### Material ###

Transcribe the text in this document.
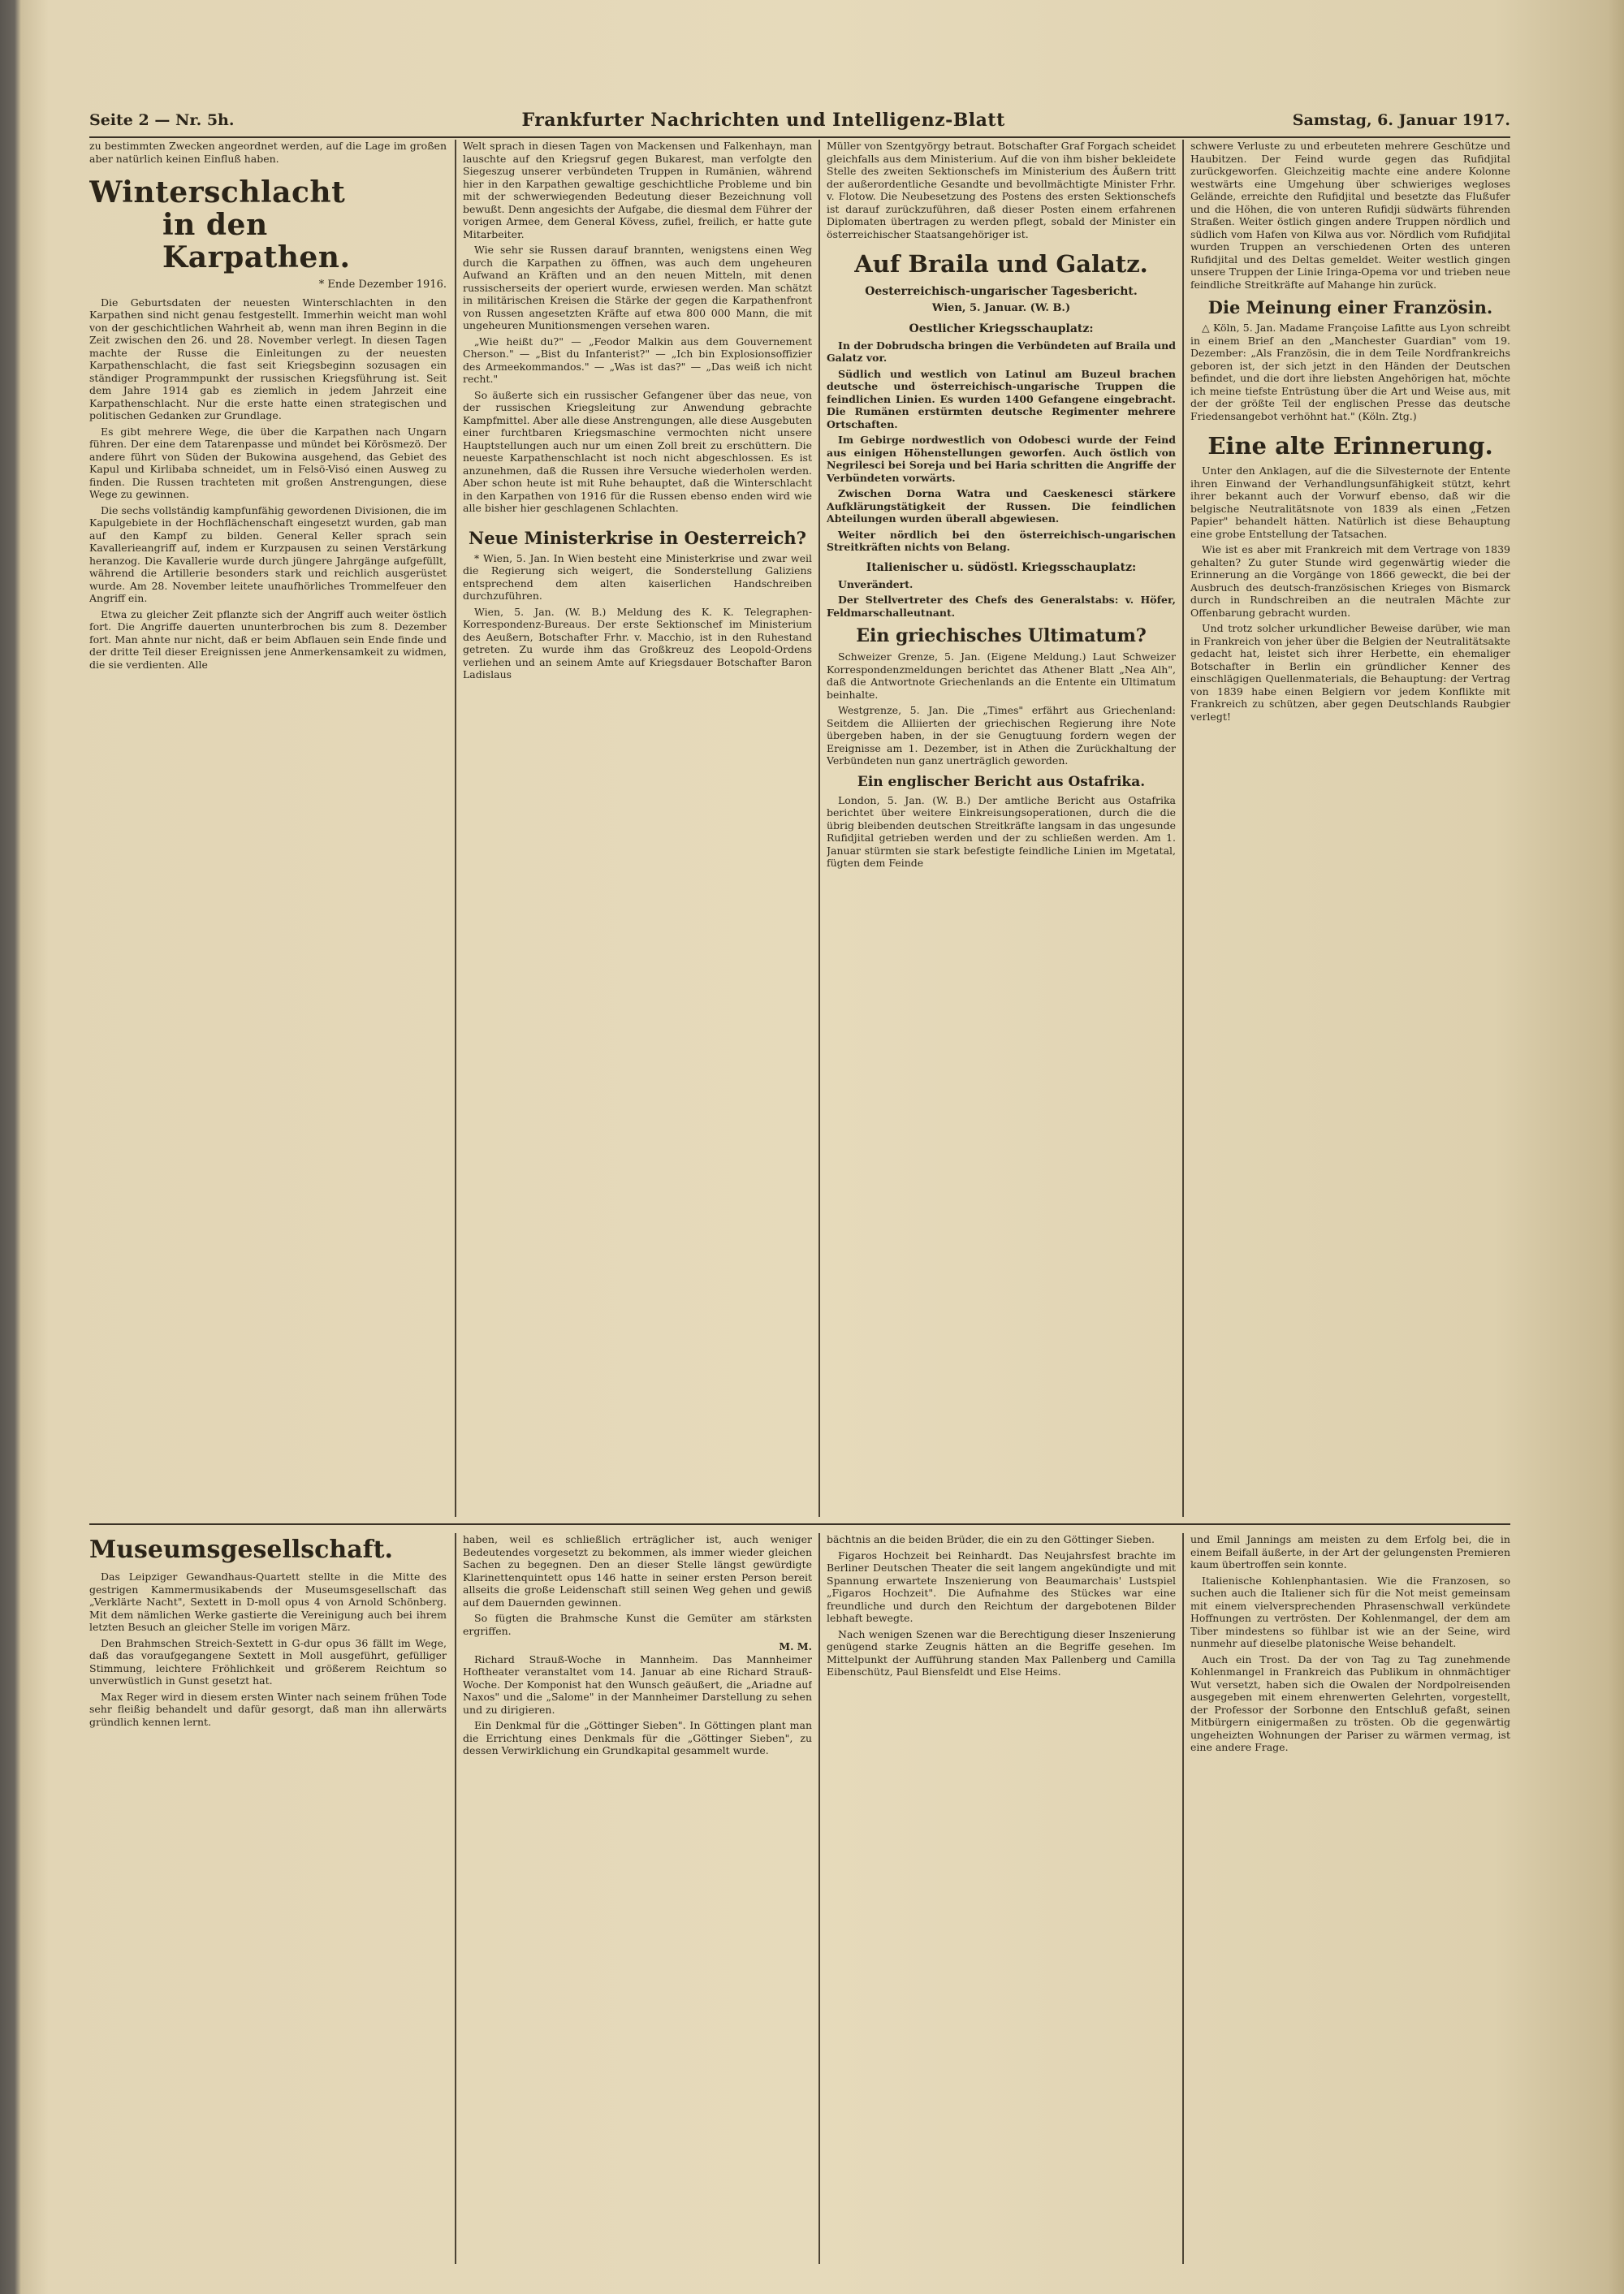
Seite 2 — Nr. 5h.	Frankfurter Nachrichten und Intelligenz-Blatt	Samstag, 6. Januar 1917.

zu bestimmten Zwecken angeordnet werden, auf die Lage im großen aber natürlich keinen Einfluß haben.

Winterschlacht
in den Karpathen.
* Ende Dezember 1916.

Die Geburtsdaten der neuesten Winterschlachten in den Karpathen sind nicht genau festgestellt. Immerhin weicht man wohl von der geschichtlichen Wahrheit ab, wenn man ihren Beginn in die Zeit zwischen den 26. und 28. November verlegt. In diesen Tagen machte der Russe die Einleitungen zu der neuesten Karpathenschlacht, die fast seit Kriegsbeginn sozusagen ein ständiger Programmpunkt der russischen Kriegsführung ist. Seit dem Jahre 1914 gab es ziemlich in jedem Jahrzeit eine Karpathenschlacht. Nur die erste hatte einen strategischen und politischen Gedanken zur Grundlage.

Es gibt mehrere Wege, die über die Karpathen nach Ungarn führen. Der eine dem Tatarenpasse und mündet bei Körösmezö. Der andere führt von Süden der Bukowina ausgehend, das Gebiet des Kapul und Kirlibaba schneidet, um in Felsö-Visó einen Ausweg zu finden. Die Russen trachteten mit großen Anstrengungen, diese Wege zu gewinnen.

Die sechs vollständig kampfunfähig gewordenen Divisionen, die im Kapulgebiete in der Hochflächenschaft eingesetzt wurden, gab man auf den Kampf zu bilden. General Keller sprach sein Kavallerieangriff auf, indem er Kurzpausen zu seinen Verstärkung heranzog. Die Kavallerie wurde durch jüngere Jahrgänge aufgefüllt, während die Artillerie besonders stark und reichlich ausgerüstet wurde. Am 28. November leitete unaufhörliches Trommelfeuer den Angriff ein.

Etwa zu gleicher Zeit pflanzte sich der Angriff auch weiter östlich fort. Die Angriffe dauerten ununterbrochen bis zum 8. Dezember fort. Man ahnte nur nicht, daß er beim Abflauen sein Ende finde und der dritte Teil dieser Ereignissen jene Anmerkensamkeit zu widmen, die sie verdienten. Alle

Welt sprach in diesen Tagen von Mackensen und Falkenhayn, man lauschte auf den Kriegsruf gegen Bukarest, man verfolgte den Siegeszug unserer verbündeten Truppen in Rumänien, während hier in den Karpathen gewaltige geschichtliche Probleme und bin mit der schwerwiegenden Bedeutung dieser Bezeichnung voll bewußt. Denn angesichts der Aufgabe, die diesmal dem Führer der vorigen Armee, dem General Kövess, zufiel, freilich, er hatte gute Mitarbeiter.

Wie sehr sie Russen darauf brannten, wenigstens einen Weg durch die Karpathen zu öffnen, was auch dem ungeheuren Aufwand an Kräften und an den neuen Mitteln, mit denen russischerseits der operiert wurde, erwiesen werden. Man schätzt in militärischen Kreisen die Stärke der gegen die Karpathenfront von Russen angesetzten Kräfte auf etwa 800 000 Mann, die mit ungeheuren Munitionsmengen versehen waren.

„Wie heißt du?" — „Feodor Malkin aus dem Gouvernement Cherson." — „Bist du Infanterist?" — „Ich bin Explosionsoffizier des Armeekommandos." — „Was ist das?" — „Das weiß ich nicht recht."

So äußerte sich ein russischer Gefangener über das neue, von der russischen Kriegsleitung zur Anwendung gebrachte Kampfmittel. Aber alle diese Anstrengungen, alle diese Ausgebuten einer furchtbaren Kriegsmaschine vermochten nicht unsere Hauptstellungen auch nur um einen Zoll breit zu erschüttern. Die neueste Karpathenschlacht ist noch nicht abgeschlossen. Es ist anzunehmen, daß die Russen ihre Versuche wiederholen werden. Aber schon heute ist mit Ruhe behauptet, daß die Winterschlacht in den Karpathen von 1916 für die Russen ebenso enden wird wie alle bisher hier geschlagenen Schlachten.

Neue Ministerkrise in Oesterreich?

* Wien, 5. Jan. In Wien besteht eine Ministerkrise und zwar weil die Regierung sich weigert, die Sonderstellung Galiziens entsprechend dem alten kaiserlichen Handschreiben durchzuführen.

Wien, 5. Jan. (W. B.) Meldung des K. K. Telegraphen-Korrespondenz-Bureaus. Der erste Sektionschef im Ministerium des Aeußern, Botschafter Frhr. v. Macchio, ist in den Ruhestand getreten. Zu wurde ihm das Großkreuz des Leopold-Ordens verliehen und an seinem Amte auf Kriegsdauer Botschafter Baron Ladislaus

Müller von Szentgyörgy betraut. Botschafter Graf Forgach scheidet gleichfalls aus dem Ministerium. Auf die von ihm bisher bekleidete Stelle des zweiten Sektionschefs im Ministerium des Äußern tritt der außerordentliche Gesandte und bevollmächtigte Minister Frhr. v. Flotow. Die Neubesetzung des Postens des ersten Sektionschefs ist darauf zurückzuführen, daß dieser Posten einem erfahrenen Diplomaten übertragen zu werden pflegt, sobald der Minister ein österreichischer Staatsangehöriger ist.

Auf Braila und Galatz.
Oesterreichisch-ungarischer Tagesbericht.
Wien, 5. Januar. (W. B.)
Oestlicher Kriegsschauplatz:

In der Dobrudscha bringen die Verbündeten auf Braila und Galatz vor.

Südlich und westlich von Latinul am Buzeul brachen deutsche und österreichisch-ungarische Truppen die feindlichen Linien. Es wurden 1400 Gefangene eingebracht. Die Rumänen erstürmten deutsche Regimenter mehrere Ortschaften.

Im Gebirge nordwestlich von Odobesci wurde der Feind aus einigen Höhenstellungen geworfen. Auch östlich von Negrilesci bei Soreja und bei Haria schritten die Angriffe der Verbündeten vorwärts.

Zwischen Dorna Watra und Caeskenesci stärkere Aufklärungstätigkeit der Russen. Die feindlichen Abteilungen wurden überall abgewiesen.

Weiter nördlich bei den österreichisch-ungarischen Streitkräften nichts von Belang.

Italienischer u. südöstl. Kriegsschauplatz:

Unverändert.

Der Stellvertreter des Chefs des Generalstabs: v. Höfer, Feldmarschalleutnant.

Ein griechisches Ultimatum?

Schweizer Grenze, 5. Jan. (Eigene Meldung.) Laut Schweizer Korrespondenzmeldungen berichtet das Athener Blatt „Nea Alh", daß die Antwortnote Griechenlands an die Entente ein Ultimatum beinhalte.

Westgrenze, 5. Jan. Die „Times" erfährt aus Griechenland: Seitdem die Alliierten der griechischen Regierung ihre Note übergeben haben, in der sie Genugtuung fordern wegen der Ereignisse am 1. Dezember, ist in Athen die Zurückhaltung der Verbündeten nun ganz unerträglich geworden.

Ein englischer Bericht aus Ostafrika.

London, 5. Jan. (W. B.) Der amtliche Bericht aus Ostafrika berichtet über weitere Einkreisungsoperationen, durch die die übrig bleibenden deutschen Streitkräfte langsam in das ungesunde Rufidjital getrieben werden und der zu schließen werden. Am 1. Januar stürmten sie stark befestigte feindliche Linien im Mgetatal, fügten dem Feinde

schwere Verluste zu und erbeuteten mehrere Geschütze und Haubitzen. Der Feind wurde gegen das Rufidjital zurückgeworfen. Gleichzeitig machte eine andere Kolonne westwärts eine Umgehung über schwieriges wegloses Gelände, erreichte den Rufidjital und besetzte das Flußufer und die Höhen, die von unteren Rufidji südwärts führenden Straßen. Weiter östlich gingen andere Truppen nördlich und südlich vom Hafen von Kilwa aus vor. Nördlich vom Rufidjital wurden Truppen an verschiedenen Orten des unteren Rufidjital und des Deltas gemeldet. Weiter westlich gingen unsere Truppen der Linie Iringa-Opema vor und trieben neue feindliche Streitkräfte auf Mahange hin zurück.

Die Meinung einer Französin.

△ Köln, 5. Jan. Madame Françoise Lafitte aus Lyon schreibt in einem Brief an den „Manchester Guardian" vom 19. Dezember: „Als Französin, die in dem Teile Nordfrankreichs geboren ist, der sich jetzt in den Händen der Deutschen befindet, und die dort ihre liebsten Angehörigen hat, möchte ich meine tiefste Entrüstung über die Art und Weise aus, mit der der größte Teil der englischen Presse das deutsche Friedensangebot verhöhnt hat." (Köln. Ztg.)

Eine alte Erinnerung.

Unter den Anklagen, auf die die Silvesternote der Entente ihren Einwand der Verhandlungsunfähigkeit stützt, kehrt ihrer bekannt auch der Vorwurf ebenso, daß wir die belgische Neutralitätsnote von 1839 als einen „Fetzen Papier" behandelt hätten. Natürlich ist diese Behauptung eine grobe Entstellung der Tatsachen.

Wie ist es aber mit Frankreich mit dem Vertrage von 1839 gehalten? Zu guter Stunde wird gegenwärtig wieder die Erinnerung an die Vorgänge von 1866 geweckt, die bei der Ausbruch des deutsch-französischen Krieges von Bismarck durch in Rundschreiben an die neutralen Mächte zur Offenbarung gebracht wurden.

Und trotz solcher urkundlicher Beweise darüber, wie man in Frankreich von jeher über die Belgien der Neutralitätsakte gedacht hat, leistet sich ihrer Herbette, ein ehemaliger Botschafter in Berlin ein gründlicher Kenner des einschlägigen Quellenmaterials, die Behauptung: der Vertrag von 1839 habe einen Belgiern vor jedem Konflikte mit Frankreich zu schützen, aber gegen Deutschlands Raubgier verlegt!

Museumsgesellschaft.

Das Leipziger Gewandhaus-Quartett stellte in die Mitte des gestrigen Kammermusikabends der Museumsgesellschaft das „Verklärte Nacht", Sextett in D-moll opus 4 von Arnold Schönberg. Mit dem nämlichen Werke gastierte die Vereinigung auch bei ihrem letzten Besuch an gleicher Stelle im vorigen März.

Den Brahmschen Streich-Sextett in G-dur opus 36 fällt im Wege, daß das voraufgegangene Sextett in Moll ausgeführt, gefülliger Stimmung, leichtere Fröhlichkeit und größerem Reichtum so unverwüstlich in Gunst gesetzt hat.

Max Reger wird in diesem ersten Winter nach seinem frühen Tode sehr fleißig behandelt und dafür gesorgt, daß man ihn allerwärts gründlich kennen lernt.

haben, weil es schließlich erträglicher ist, auch weniger Bedeutendes vorgesetzt zu bekommen, als immer wieder gleichen Sachen zu begegnen. Den an dieser Stelle längst gewürdigte Klarinettenquintett opus 146 hatte in seiner ersten Person bereit allseits die große Leidenschaft still seinen Weg gehen und gewiß auf dem Dauernden gewinnen.

So fügten die Brahmsche Kunst die Gemüter am stärksten ergriffen.

M. M.

Richard Strauß-Woche in Mannheim. Das Mannheimer Hoftheater veranstaltet vom 14. Januar ab eine Richard Strauß-Woche. Der Komponist hat den Wunsch geäußert, die „Ariadne auf Naxos" und die „Salome" in der Mannheimer Darstellung zu sehen und zu dirigieren.

Ein Denkmal für die „Göttinger Sieben". In Göttingen plant man die Errichtung eines Denkmals für die „Göttinger Sieben", zu dessen Verwirklichung ein Grundkapital gesammelt wurde.

bächtnis an die beiden Brüder, die ein zu den Göttinger Sieben.

Figaros Hochzeit bei Reinhardt. Das Neujahrsfest brachte im Berliner Deutschen Theater die seit langem angekündigte und mit Spannung erwartete Inszenierung von Beaumarchais' Lustspiel „Figaros Hochzeit". Die Aufnahme des Stückes war eine freundliche und durch den Reichtum der dargebotenen Bilder lebhaft bewegte.

Nach wenigen Szenen war die Berechtigung dieser Inszenierung genügend starke Zeugnis hätten an die Begriffe gesehen. Im Mittelpunkt der Aufführung standen Max Pallenberg und Camilla Eibenschütz, Paul Biensfeldt und Else Heims.

und Emil Jannings am meisten zu dem Erfolg bei, die in einem Beifall äußerte, in der Art der gelungensten Premieren kaum übertroffen sein konnte.

Italienische Kohlenphantasien. Wie die Franzosen, so suchen auch die Italiener sich für die Not meist gemeinsam mit einem vielversprechenden Phrasenschwall verkündete Hoffnungen zu vertrösten. Der Kohlenmangel, der dem am Tiber mindestens so fühlbar ist wie an der Seine, wird nunmehr auf dieselbe platonische Weise behandelt.

Auch ein Trost. Da der von Tag zu Tag zunehmende Kohlenmangel in Frankreich das Publikum in ohnmächtiger Wut versetzt, haben sich die Owalen der Nordpolreisenden ausgegeben mit einem ehrenwerten Gelehrten, vorgestellt, der Professor der Sorbonne den Entschluß gefaßt, seinen Mitbürgern einigermaßen zu trösten. Ob die gegenwärtig ungeheizten Wohnungen der Pariser zu wärmen vermag, ist eine andere Frage.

###

> **What is required**
Gather all lines where the word "vorigen" appears.

> **Result below**
Welt sprach in diesen Tagen von Mackensen und Falkenhayn, man lauschte auf den Kriegsruf gegen Bukarest, man verfolgte den Siegeszug unserer verbündeten Truppen in Rumänien, während hier in den Karpathen gewaltige geschichtliche Probleme und bin mit der schwerwiegenden Bedeutung dieser Bezeichnung voll bewußt. Denn angesichts der Aufgabe, die diesmal dem Führer der vorigen Armee, dem General Kövess, zufiel, freilich, er hatte gute Mitarbeiter.
Das Leipziger Gewandhaus-Quartett stellte in die Mitte des gestrigen Kammermusikabends der Museumsgesellschaft das „Verklärte Nacht", Sextett in D-moll opus 4 von Arnold Schönberg. Mit dem nämlichen Werke gastierte die Vereinigung auch bei ihrem letzten Besuch an gleicher Stelle im vorigen März.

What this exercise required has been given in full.